Count the lines below that include the word "swatch" and write that number alone.

Stored data entries
Start of Block
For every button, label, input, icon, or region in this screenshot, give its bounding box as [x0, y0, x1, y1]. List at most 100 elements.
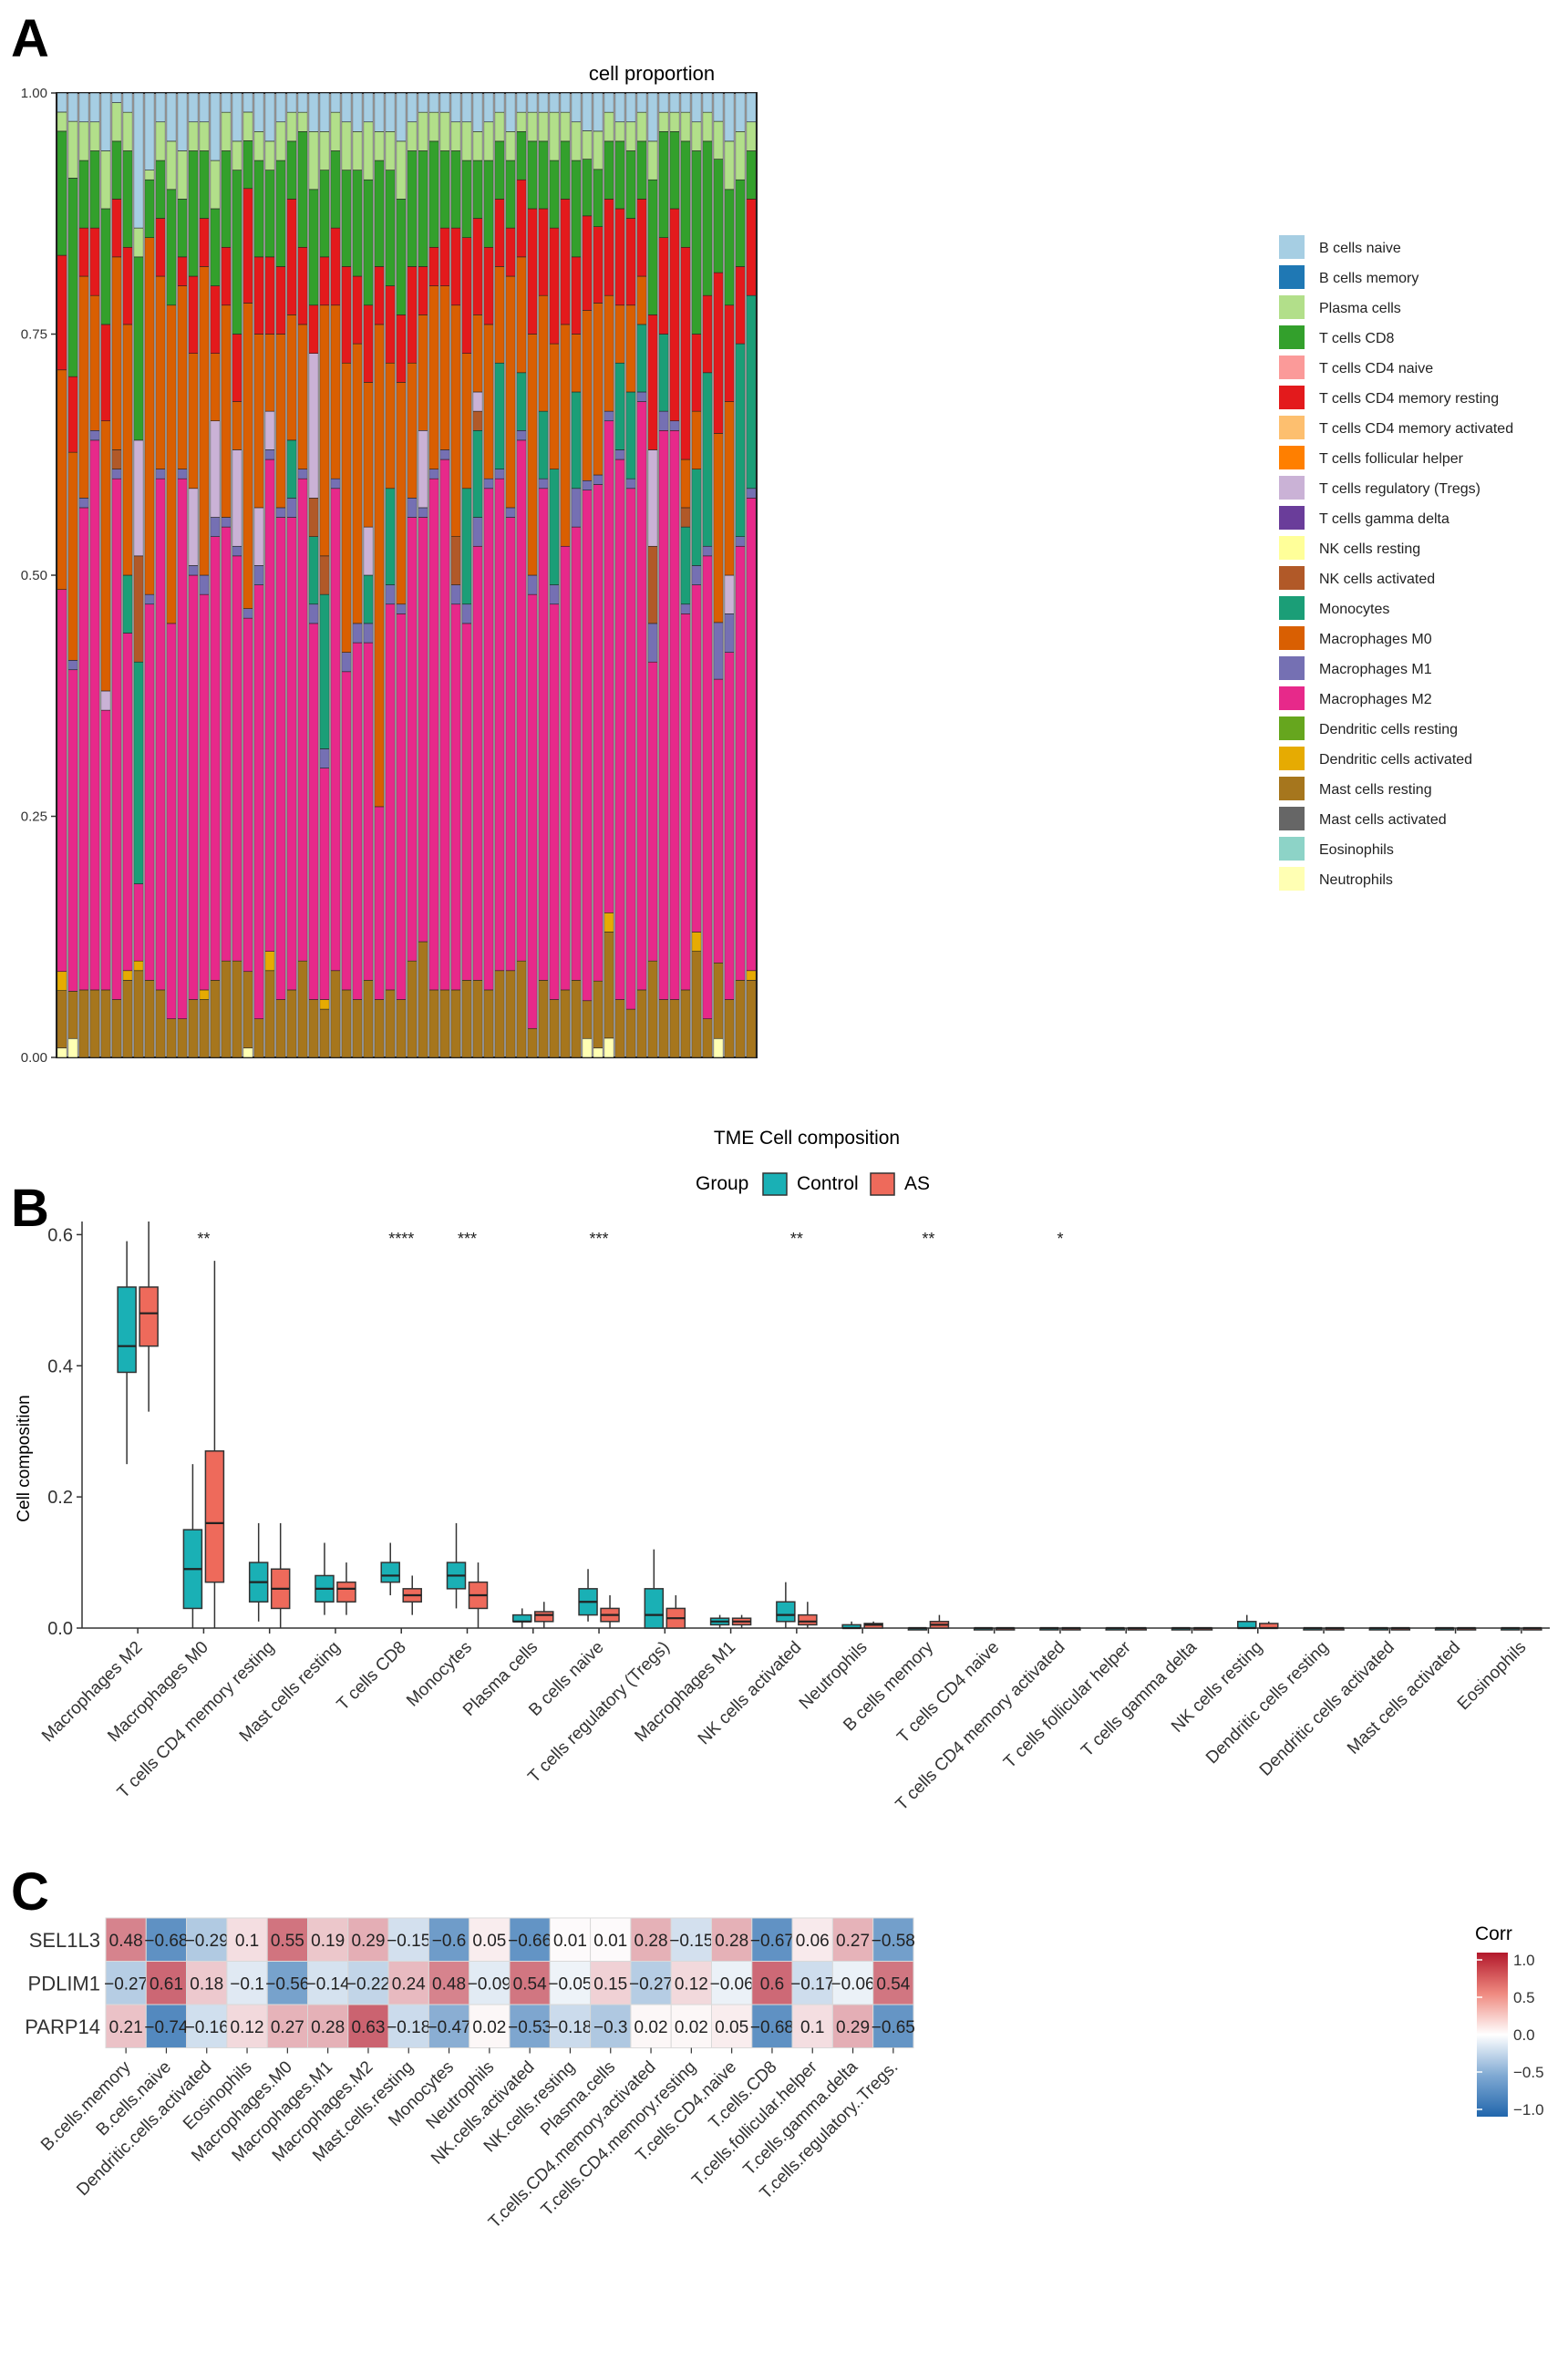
stacked-bar-segment-t-cells-cd8	[582, 159, 593, 217]
stacked-bar-segment-macrophages-m2	[428, 478, 439, 991]
stacked-bar-segment-macrophages-m1	[396, 603, 407, 614]
stacked-bar-segment-plasma-cells	[724, 140, 735, 191]
stacked-bar-segment-dendritic-cells-activated	[133, 960, 144, 972]
stacked-bar-segment-macrophages-m0	[625, 304, 636, 393]
stacked-bar-segment-mast-cells-resting	[571, 980, 582, 1058]
stacked-bar-segment-t-cells-cd4-memory-resting	[582, 215, 593, 311]
stacked-bar-segment-t-cells-cd4-memory-resting	[625, 218, 636, 306]
stacked-bar-segment-t-cells-cd4-memory-resting	[177, 256, 188, 286]
stacked-bar-segment-t-cells-cd4-memory-resting	[57, 254, 67, 371]
stacked-bar-segment-t-cells-cd4-memory-resting	[702, 294, 713, 374]
stacked-bar-segment-plasma-cells	[450, 121, 461, 151]
stacked-bar-segment-mast-cells-resting	[407, 960, 418, 1058]
chart-b-y-tick-label: 0.2	[47, 1488, 73, 1508]
heatmap-cell-value: −0.74	[144, 2018, 189, 2037]
stacked-bar-segment-nk-cells-activated	[319, 555, 330, 595]
heatmap-cell-value: 0.19	[311, 1932, 345, 1951]
stacked-bar-segment-t-cells-cd8	[636, 140, 647, 200]
stacked-bar-segment-macrophages-m1	[713, 622, 724, 680]
significance-marker: **	[197, 1230, 210, 1248]
stacked-bar-segment-plasma-cells	[166, 140, 177, 191]
stacked-bar-segment-macrophages-m1	[647, 623, 658, 663]
heatmap-cell	[469, 1917, 511, 1962]
stacked-bar-segment-t-cells-cd8	[549, 160, 560, 229]
stacked-bar-segment-macrophages-m2	[253, 584, 264, 1019]
stacked-bar-segment-macrophages-m1	[264, 449, 275, 460]
stacked-bar-segment-t-cells-cd4-memory-resting	[330, 227, 341, 306]
stacked-bar-segment-macrophages-m2	[308, 623, 319, 1000]
stacked-bar-segment-plasma-cells	[111, 102, 122, 142]
stacked-bar-segment-t-cells-cd8	[746, 150, 757, 200]
stacked-bar-segment-macrophages-m0	[177, 285, 188, 469]
stacked-bar-segment-macrophages-m0	[483, 324, 494, 479]
stacked-bar-segment-b-cells-naive	[713, 92, 724, 122]
stacked-bar-segment-t-cells-cd8	[67, 178, 78, 377]
stacked-bar-segment-neutrophils	[242, 1047, 253, 1058]
stacked-bar-segment-t-cells-cd4-memory-resting	[396, 314, 407, 383]
stacked-bar-segment-macrophages-m1	[385, 584, 396, 605]
stacked-bar-segment-macrophages-m2	[560, 545, 571, 991]
stacked-bar-segment-macrophages-m2	[483, 488, 494, 991]
stacked-bar-segment-macrophages-m2	[374, 806, 385, 1000]
stacked-bar-segment-macrophages-m2	[735, 545, 746, 981]
stacked-bar-segment-t-cells-cd4-memory-resting	[89, 227, 100, 296]
stacked-bar-segment-macrophages-m2	[647, 661, 658, 962]
stacked-bar-segment-b-cells-naive	[560, 92, 571, 113]
stacked-bar-segment-macrophages-m1	[111, 469, 122, 479]
stacked-bar-segment-plasma-cells	[713, 120, 724, 160]
stacked-bar-segment-plasma-cells	[363, 121, 374, 180]
legend-swatch-mast-cells-activated	[1279, 807, 1305, 830]
stacked-bar-segment-t-cells-cd8	[144, 179, 155, 239]
legend-label-t-cells-gamma-delta: T cells gamma delta	[1319, 511, 1449, 527]
legend-swatch-plasma-cells	[1279, 295, 1305, 319]
stacked-bar-segment-macrophages-m0	[418, 314, 428, 431]
legend-swatch-t-cells-cd4-naive	[1279, 356, 1305, 379]
stacked-bar-segment-dendritic-cells-activated	[603, 912, 614, 933]
stacked-bar-segment-t-cells-cd8	[275, 160, 286, 267]
stacked-bar-segment-neutrophils	[713, 1037, 724, 1058]
stacked-bar-segment-mast-cells-resting	[472, 980, 483, 1058]
stacked-bar-segment-t-cells-cd4-memory-resting	[374, 266, 385, 325]
stacked-bar-segment-mast-cells-resting	[527, 1027, 538, 1058]
legend-swatch-t-cells-cd4-memory-activated	[1279, 416, 1305, 439]
stacked-bar-segment-neutrophils	[593, 1047, 603, 1058]
stacked-bar-segment-b-cells-naive	[242, 92, 253, 113]
stacked-bar-segment-mast-cells-resting	[78, 989, 89, 1058]
stacked-bar-segment-plasma-cells	[658, 111, 669, 132]
stacked-bar-segment-macrophages-m1	[341, 652, 352, 673]
stacked-bar-segment-mast-cells-resting	[57, 990, 67, 1048]
stacked-bar-segment-plasma-cells	[636, 111, 647, 142]
heatmap-cell	[145, 2004, 188, 2048]
legend-label-macrophages-m0: Macrophages M0	[1319, 632, 1432, 647]
stacked-bar-segment-monocytes	[122, 574, 133, 634]
heatmap-cell-value: −0.06	[831, 1974, 875, 1994]
stacked-bar-segment-t-cells-cd8	[713, 159, 724, 273]
legend-swatch-macrophages-m2	[1279, 686, 1305, 710]
stacked-bar-segment-macrophages-m1	[297, 469, 308, 479]
stacked-bar-segment-macrophages-m2	[319, 768, 330, 1000]
stacked-bar-segment-macrophages-m1	[352, 623, 363, 644]
stacked-bar-segment-macrophages-m2	[418, 517, 428, 943]
colorbar-tick-label: 0.5	[1513, 1989, 1535, 2006]
stacked-bar-segment-b-cells-naive	[363, 92, 374, 123]
stacked-bar-segment-macrophages-m1	[603, 410, 614, 422]
heatmap-cell-value: 0.15	[593, 1974, 627, 1994]
heatmap-cell	[711, 1961, 753, 2005]
heatmap-cell-value: −0.53	[508, 2018, 552, 2037]
stacked-bar-segment-t-cells-cd4-memory-resting	[549, 227, 560, 345]
stacked-bar-segment-mast-cells-resting	[625, 1008, 636, 1058]
heatmap-cell-value: −0.27	[629, 1974, 673, 1994]
stacked-bar-segment-macrophages-m2	[582, 490, 593, 1002]
stacked-bar-segment-macrophages-m2	[385, 603, 396, 991]
stacked-bar-segment-macrophages-m2	[89, 439, 100, 991]
stacked-bar-segment-macrophages-m0	[242, 303, 253, 609]
stacked-bar-segment-t-cells-cd8	[516, 131, 527, 180]
stacked-bar-segment-plasma-cells	[319, 131, 330, 170]
stacked-bar-segment-t-cells-cd4-memory-resting	[308, 304, 319, 354]
stacked-bar-segment-t-cells-cd4-memory-resting	[505, 227, 516, 277]
legend-swatch-dendritic-cells-resting	[1279, 716, 1305, 740]
heatmap-cell-value: −0.09	[468, 1974, 511, 1994]
stacked-bar-segment-mast-cells-resting	[724, 999, 735, 1058]
stacked-bar-segment-t-cells-cd8	[560, 140, 571, 200]
stacked-bar-segment-plasma-cells	[407, 121, 418, 151]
End of Block
- _Your response_: 6